- **Task prompt**: Print the listing below exactly.

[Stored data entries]
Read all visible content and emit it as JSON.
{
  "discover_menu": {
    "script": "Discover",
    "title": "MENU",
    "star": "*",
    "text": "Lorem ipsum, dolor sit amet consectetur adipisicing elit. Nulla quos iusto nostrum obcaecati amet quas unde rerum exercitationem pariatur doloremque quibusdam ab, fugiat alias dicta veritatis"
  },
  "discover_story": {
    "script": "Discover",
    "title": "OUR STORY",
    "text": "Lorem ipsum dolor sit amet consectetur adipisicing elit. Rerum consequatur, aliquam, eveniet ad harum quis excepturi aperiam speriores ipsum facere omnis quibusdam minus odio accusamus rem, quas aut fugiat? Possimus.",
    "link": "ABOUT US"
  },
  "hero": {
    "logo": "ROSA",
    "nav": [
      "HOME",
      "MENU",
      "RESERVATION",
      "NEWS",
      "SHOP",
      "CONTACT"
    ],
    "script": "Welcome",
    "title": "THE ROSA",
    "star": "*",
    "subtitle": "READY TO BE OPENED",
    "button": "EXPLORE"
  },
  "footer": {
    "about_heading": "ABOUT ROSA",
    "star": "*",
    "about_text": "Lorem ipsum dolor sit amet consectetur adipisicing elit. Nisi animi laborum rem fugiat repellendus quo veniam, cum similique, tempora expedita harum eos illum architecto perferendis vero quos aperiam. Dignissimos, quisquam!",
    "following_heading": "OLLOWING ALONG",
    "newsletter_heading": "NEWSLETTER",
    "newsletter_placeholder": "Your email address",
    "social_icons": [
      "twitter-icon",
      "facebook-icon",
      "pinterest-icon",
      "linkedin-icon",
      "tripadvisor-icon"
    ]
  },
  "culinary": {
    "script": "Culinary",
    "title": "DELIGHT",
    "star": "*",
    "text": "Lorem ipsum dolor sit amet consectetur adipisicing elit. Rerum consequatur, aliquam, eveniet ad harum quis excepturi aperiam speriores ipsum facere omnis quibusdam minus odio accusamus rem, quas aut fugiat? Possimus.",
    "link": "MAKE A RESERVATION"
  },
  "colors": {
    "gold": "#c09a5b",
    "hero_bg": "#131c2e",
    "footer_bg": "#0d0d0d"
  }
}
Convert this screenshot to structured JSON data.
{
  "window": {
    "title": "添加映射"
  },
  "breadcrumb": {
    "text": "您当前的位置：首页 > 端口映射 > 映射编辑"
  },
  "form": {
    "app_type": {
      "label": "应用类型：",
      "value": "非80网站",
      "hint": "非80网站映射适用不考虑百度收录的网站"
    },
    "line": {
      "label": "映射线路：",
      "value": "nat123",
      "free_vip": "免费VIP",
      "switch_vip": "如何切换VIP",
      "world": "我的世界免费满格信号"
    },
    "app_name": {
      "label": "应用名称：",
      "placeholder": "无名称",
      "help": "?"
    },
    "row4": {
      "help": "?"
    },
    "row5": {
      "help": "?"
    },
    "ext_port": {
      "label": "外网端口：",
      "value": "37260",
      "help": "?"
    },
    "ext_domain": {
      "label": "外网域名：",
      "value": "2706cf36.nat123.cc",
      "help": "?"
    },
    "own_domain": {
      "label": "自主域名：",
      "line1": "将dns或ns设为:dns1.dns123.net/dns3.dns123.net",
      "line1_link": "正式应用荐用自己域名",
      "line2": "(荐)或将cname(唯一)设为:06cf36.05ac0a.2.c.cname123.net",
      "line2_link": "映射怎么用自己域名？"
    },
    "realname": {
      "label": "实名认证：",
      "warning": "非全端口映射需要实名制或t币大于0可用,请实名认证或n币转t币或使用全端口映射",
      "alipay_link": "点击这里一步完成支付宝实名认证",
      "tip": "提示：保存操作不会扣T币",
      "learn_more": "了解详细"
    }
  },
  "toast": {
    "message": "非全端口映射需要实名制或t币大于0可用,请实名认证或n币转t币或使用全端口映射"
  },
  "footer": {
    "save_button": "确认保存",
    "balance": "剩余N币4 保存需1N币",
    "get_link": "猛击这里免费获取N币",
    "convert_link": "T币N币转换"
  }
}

- **Response to this exercise**:
Read all visible content and emit it as JSON.
{
  "discover_menu": {
    "script": "Discover",
    "title": "MENU",
    "star": "*",
    "text": "Lorem ipsum, dolor sit amet consectetur adipisicing elit. Nulla quos iusto nostrum obcaecati amet quas unde rerum exercitationem pariatur doloremque quibusdam ab, fugiat alias dicta veritatis"
  },
  "discover_story": {
    "script": "Discover",
    "title": "OUR STORY",
    "text": "Lorem ipsum dolor sit amet consectetur adipisicing elit. Rerum consequatur, aliquam, eveniet ad harum quis excepturi aperiam speriores ipsum facere omnis quibusdam minus odio accusamus rem, quas aut fugiat? Possimus.",
    "link": "ABOUT US"
  },
  "hero": {
    "logo": "ROSA",
    "nav": [
      "HOME",
      "MENU",
      "RESERVATION",
      "NEWS",
      "SHOP",
      "CONTACT"
    ],
    "script": "Welcome",
    "title": "THE ROSA",
    "star": "*",
    "subtitle": "READY TO BE OPENED",
    "button": "EXPLORE"
  },
  "footer": {
    "about_heading": "ABOUT ROSA",
    "star": "*",
    "about_text": "Lorem ipsum dolor sit amet consectetur adipisicing elit. Nisi animi laborum rem fugiat repellendus quo veniam, cum similique, tempora expedita harum eos illum architecto perferendis vero quos aperiam. Dignissimos, quisquam!",
    "following_heading": "OLLOWING ALONG",
    "newsletter_heading": "NEWSLETTER",
    "newsletter_placeholder": "Your email address",
    "social_icons": [
      "twitter-icon",
      "facebook-icon",
      "pinterest-icon",
      "linkedin-icon",
      "tripadvisor-icon"
    ]
  },
  "culinary": {
    "script": "Culinary",
    "title": "DELIGHT",
    "star": "*",
    "text": "Lorem ipsum dolor sit amet consectetur adipisicing elit. Rerum consequatur, aliquam, eveniet ad harum quis excepturi aperiam speriores ipsum facere omnis quibusdam minus odio accusamus rem, quas aut fugiat? Possimus.",
    "link": "MAKE A RESERVATION"
  },
  "colors": {
    "gold": "#c09a5b",
    "hero_bg": "#131c2e",
    "footer_bg": "#0d0d0d"
  }
}
Convert this screenshot to structured JSON data.
{
  "window": {
    "title": "添加映射"
  },
  "breadcrumb": {
    "text": "您当前的位置：首页 > 端口映射 > 映射编辑"
  },
  "form": {
    "app_type": {
      "label": "应用类型：",
      "value": "非80网站",
      "hint": "非80网站映射适用不考虑百度收录的网站"
    },
    "line": {
      "label": "映射线路：",
      "value": "nat123",
      "free_vip": "免费VIP",
      "switch_vip": "如何切换VIP",
      "world": "我的世界免费满格信号"
    },
    "app_name": {
      "label": "应用名称：",
      "placeholder": "无名称",
      "help": "?"
    },
    "row4": {
      "help": "?"
    },
    "row5": {
      "help": "?"
    },
    "ext_port": {
      "label": "外网端口：",
      "value": "37260",
      "help": "?"
    },
    "ext_domain": {
      "label": "外网域名：",
      "value": "2706cf36.nat123.cc",
      "help": "?"
    },
    "own_domain": {
      "label": "自主域名：",
      "line1": "将dns或ns设为:dns1.dns123.net/dns3.dns123.net",
      "line1_link": "正式应用荐用自己域名",
      "line2": "(荐)或将cname(唯一)设为:06cf36.05ac0a.2.c.cname123.net",
      "line2_link": "映射怎么用自己域名？"
    },
    "realname": {
      "label": "实名认证：",
      "warning": "非全端口映射需要实名制或t币大于0可用,请实名认证或n币转t币或使用全端口映射",
      "alipay_link": "点击这里一步完成支付宝实名认证",
      "tip": "提示：保存操作不会扣T币",
      "learn_more": "了解详细"
    }
  },
  "toast": {
    "message": "非全端口映射需要实名制或t币大于0可用,请实名认证或n币转t币或使用全端口映射"
  },
  "footer": {
    "save_button": "确认保存",
    "balance": "剩余N币4 保存需1N币",
    "get_link": "猛击这里免费获取N币",
    "convert_link": "T币N币转换"
  }
}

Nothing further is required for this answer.